- Provided data
● ● ● ● ●
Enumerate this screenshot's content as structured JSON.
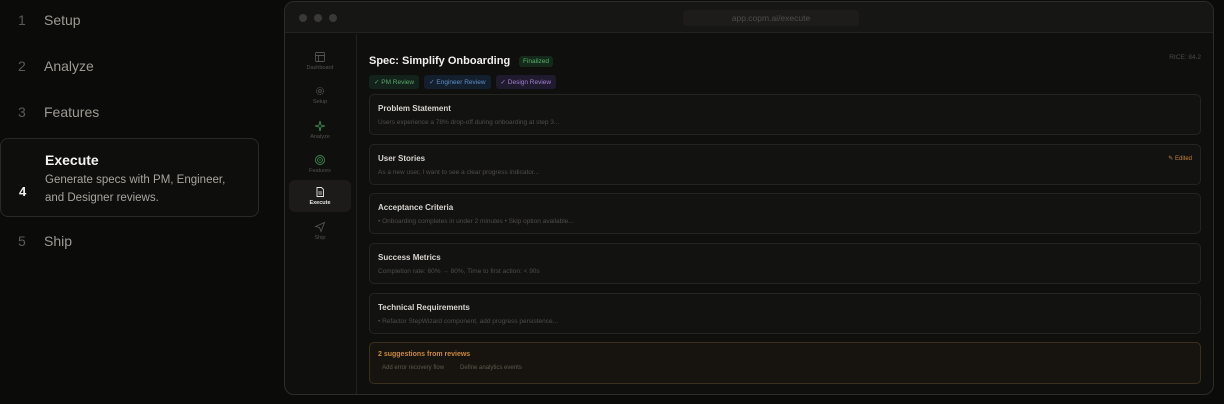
{
  "steps": [
    {
      "num": "1",
      "label": "Setup"
    },
    {
      "num": "2",
      "label": "Analyze"
    },
    {
      "num": "3",
      "label": "Features"
    },
    {
      "num": "4",
      "label": "Execute",
      "desc": "Generate specs with PM, Engineer, and Designer reviews."
    },
    {
      "num": "5",
      "label": "Ship"
    }
  ],
  "window": {
    "url": "app.copm.ai/execute"
  },
  "sidebar": {
    "items": [
      {
        "label": "Dashboard",
        "icon": "layout-icon"
      },
      {
        "label": "Setup",
        "icon": "gear-icon"
      },
      {
        "label": "Analyze",
        "icon": "sparkle-icon"
      },
      {
        "label": "Features",
        "icon": "target-icon"
      },
      {
        "label": "Execute",
        "icon": "document-icon"
      },
      {
        "label": "Ship",
        "icon": "send-icon"
      }
    ]
  },
  "spec": {
    "title": "Spec: Simplify Onboarding",
    "status": "Finalized",
    "rice": "RICE: 84.2",
    "reviews": [
      "✓ PM Review",
      "✓ Engineer Review",
      "✓ Design Review"
    ],
    "sections": [
      {
        "title": "Problem Statement",
        "desc": "Users experience a 78% drop-off during onboarding at step 3..."
      },
      {
        "title": "User Stories",
        "desc": "As a new user, I want to see a clear progress indicator...",
        "edited": "Edited"
      },
      {
        "title": "Acceptance Criteria",
        "desc": "• Onboarding completes in under 2 minutes • Skip option available..."
      },
      {
        "title": "Success Metrics",
        "desc": "Completion rate: 60% → 80%, Time to first action: < 90s"
      },
      {
        "title": "Technical Requirements",
        "desc": "• Refactor StepWizard component, add progress persistence..."
      }
    ],
    "suggestions": {
      "title": "2 suggestions from reviews",
      "items": [
        "Add error recovery flow",
        "Define analytics events"
      ]
    }
  },
  "colors": {
    "accent_green": "#59b36d",
    "accent_blue": "#5d8fc9",
    "accent_purple": "#a47fd4",
    "accent_orange": "#c98a3a"
  }
}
● ● ● ● ●
- Do this
Print the listing above in full, exactly as written. Omit any pictures.

- Expected answer
Enumerate this screenshot's content as structured JSON.
{
  "steps": [
    {
      "num": "1",
      "label": "Setup"
    },
    {
      "num": "2",
      "label": "Analyze"
    },
    {
      "num": "3",
      "label": "Features"
    },
    {
      "num": "4",
      "label": "Execute",
      "desc": "Generate specs with PM, Engineer, and Designer reviews."
    },
    {
      "num": "5",
      "label": "Ship"
    }
  ],
  "window": {
    "url": "app.copm.ai/execute"
  },
  "sidebar": {
    "items": [
      {
        "label": "Dashboard",
        "icon": "layout-icon"
      },
      {
        "label": "Setup",
        "icon": "gear-icon"
      },
      {
        "label": "Analyze",
        "icon": "sparkle-icon"
      },
      {
        "label": "Features",
        "icon": "target-icon"
      },
      {
        "label": "Execute",
        "icon": "document-icon"
      },
      {
        "label": "Ship",
        "icon": "send-icon"
      }
    ]
  },
  "spec": {
    "title": "Spec: Simplify Onboarding",
    "status": "Finalized",
    "rice": "RICE: 84.2",
    "reviews": [
      "✓ PM Review",
      "✓ Engineer Review",
      "✓ Design Review"
    ],
    "sections": [
      {
        "title": "Problem Statement",
        "desc": "Users experience a 78% drop-off during onboarding at step 3..."
      },
      {
        "title": "User Stories",
        "desc": "As a new user, I want to see a clear progress indicator...",
        "edited": "Edited"
      },
      {
        "title": "Acceptance Criteria",
        "desc": "• Onboarding completes in under 2 minutes • Skip option available..."
      },
      {
        "title": "Success Metrics",
        "desc": "Completion rate: 60% → 80%, Time to first action: < 90s"
      },
      {
        "title": "Technical Requirements",
        "desc": "• Refactor StepWizard component, add progress persistence..."
      }
    ],
    "suggestions": {
      "title": "2 suggestions from reviews",
      "items": [
        "Add error recovery flow",
        "Define analytics events"
      ]
    }
  },
  "colors": {
    "accent_green": "#59b36d",
    "accent_blue": "#5d8fc9",
    "accent_purple": "#a47fd4",
    "accent_orange": "#c98a3a"
  }
}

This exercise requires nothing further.